• TASK PROMPT
Check every line of the material below for "Cube". Give the number of lines that have it, and only that.
[Begin LISTED RECORDS]
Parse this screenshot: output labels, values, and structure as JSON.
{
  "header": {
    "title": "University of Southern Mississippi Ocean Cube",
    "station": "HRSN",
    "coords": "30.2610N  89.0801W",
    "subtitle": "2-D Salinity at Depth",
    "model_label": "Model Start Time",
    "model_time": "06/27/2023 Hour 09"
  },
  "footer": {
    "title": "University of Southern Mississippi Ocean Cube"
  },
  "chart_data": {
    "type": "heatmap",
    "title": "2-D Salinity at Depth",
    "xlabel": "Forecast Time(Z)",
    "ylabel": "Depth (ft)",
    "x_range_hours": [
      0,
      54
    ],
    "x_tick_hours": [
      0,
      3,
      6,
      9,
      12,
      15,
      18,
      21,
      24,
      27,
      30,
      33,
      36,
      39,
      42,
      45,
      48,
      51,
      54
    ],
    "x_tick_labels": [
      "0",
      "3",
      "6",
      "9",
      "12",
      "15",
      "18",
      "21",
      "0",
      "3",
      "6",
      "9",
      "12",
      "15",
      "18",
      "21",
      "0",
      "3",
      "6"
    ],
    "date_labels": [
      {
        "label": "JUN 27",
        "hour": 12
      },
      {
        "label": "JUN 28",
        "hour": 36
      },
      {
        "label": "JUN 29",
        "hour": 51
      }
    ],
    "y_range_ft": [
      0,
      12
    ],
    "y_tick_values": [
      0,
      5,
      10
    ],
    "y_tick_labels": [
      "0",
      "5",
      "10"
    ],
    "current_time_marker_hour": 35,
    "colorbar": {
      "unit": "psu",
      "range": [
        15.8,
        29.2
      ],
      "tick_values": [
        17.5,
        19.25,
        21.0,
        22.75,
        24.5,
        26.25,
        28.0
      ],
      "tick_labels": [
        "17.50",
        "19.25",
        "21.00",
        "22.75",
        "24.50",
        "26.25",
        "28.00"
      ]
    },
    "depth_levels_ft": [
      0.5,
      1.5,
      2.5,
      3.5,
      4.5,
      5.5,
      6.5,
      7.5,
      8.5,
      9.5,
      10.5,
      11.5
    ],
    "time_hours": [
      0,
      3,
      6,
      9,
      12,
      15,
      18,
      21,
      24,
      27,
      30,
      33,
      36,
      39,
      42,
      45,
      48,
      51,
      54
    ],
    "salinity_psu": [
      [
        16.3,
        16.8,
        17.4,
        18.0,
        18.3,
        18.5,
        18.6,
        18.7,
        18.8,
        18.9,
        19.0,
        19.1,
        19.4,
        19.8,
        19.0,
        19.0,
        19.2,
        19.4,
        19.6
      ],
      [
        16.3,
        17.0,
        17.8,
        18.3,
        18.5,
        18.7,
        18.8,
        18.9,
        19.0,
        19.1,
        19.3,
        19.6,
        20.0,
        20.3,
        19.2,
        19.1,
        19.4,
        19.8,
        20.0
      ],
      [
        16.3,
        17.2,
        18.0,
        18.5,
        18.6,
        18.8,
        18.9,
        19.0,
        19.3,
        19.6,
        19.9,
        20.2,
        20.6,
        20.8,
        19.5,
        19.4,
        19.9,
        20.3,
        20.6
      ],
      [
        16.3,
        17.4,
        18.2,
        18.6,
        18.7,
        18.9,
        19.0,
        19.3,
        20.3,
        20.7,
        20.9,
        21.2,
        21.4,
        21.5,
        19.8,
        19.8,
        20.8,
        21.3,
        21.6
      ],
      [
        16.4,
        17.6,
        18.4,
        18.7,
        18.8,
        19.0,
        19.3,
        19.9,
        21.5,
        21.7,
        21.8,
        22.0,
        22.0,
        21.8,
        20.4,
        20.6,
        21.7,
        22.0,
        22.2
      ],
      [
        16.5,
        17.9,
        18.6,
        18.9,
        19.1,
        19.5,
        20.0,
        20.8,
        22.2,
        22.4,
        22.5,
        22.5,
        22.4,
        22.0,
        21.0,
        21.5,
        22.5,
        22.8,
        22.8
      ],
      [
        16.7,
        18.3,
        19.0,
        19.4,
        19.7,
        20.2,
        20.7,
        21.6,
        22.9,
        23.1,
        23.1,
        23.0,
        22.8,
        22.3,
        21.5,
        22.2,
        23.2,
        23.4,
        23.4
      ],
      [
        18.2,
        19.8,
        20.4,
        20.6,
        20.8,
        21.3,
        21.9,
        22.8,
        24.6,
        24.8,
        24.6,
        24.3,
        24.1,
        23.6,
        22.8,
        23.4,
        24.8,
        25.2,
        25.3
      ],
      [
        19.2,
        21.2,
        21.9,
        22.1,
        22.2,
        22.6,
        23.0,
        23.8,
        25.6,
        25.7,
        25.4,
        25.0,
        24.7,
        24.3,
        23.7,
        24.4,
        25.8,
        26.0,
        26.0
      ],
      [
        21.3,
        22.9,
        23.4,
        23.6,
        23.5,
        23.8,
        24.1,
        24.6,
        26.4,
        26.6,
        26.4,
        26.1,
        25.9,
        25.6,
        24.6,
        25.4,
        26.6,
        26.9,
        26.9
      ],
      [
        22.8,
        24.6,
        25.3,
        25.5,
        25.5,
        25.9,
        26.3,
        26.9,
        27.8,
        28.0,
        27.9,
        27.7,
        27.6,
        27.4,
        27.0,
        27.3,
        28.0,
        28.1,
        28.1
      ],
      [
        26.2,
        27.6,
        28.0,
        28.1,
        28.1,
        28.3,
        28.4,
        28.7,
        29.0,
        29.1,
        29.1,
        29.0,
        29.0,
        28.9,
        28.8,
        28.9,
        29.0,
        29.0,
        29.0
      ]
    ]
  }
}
[End LISTED RECORDS]
• OUTPUT FOR THIS TASK
2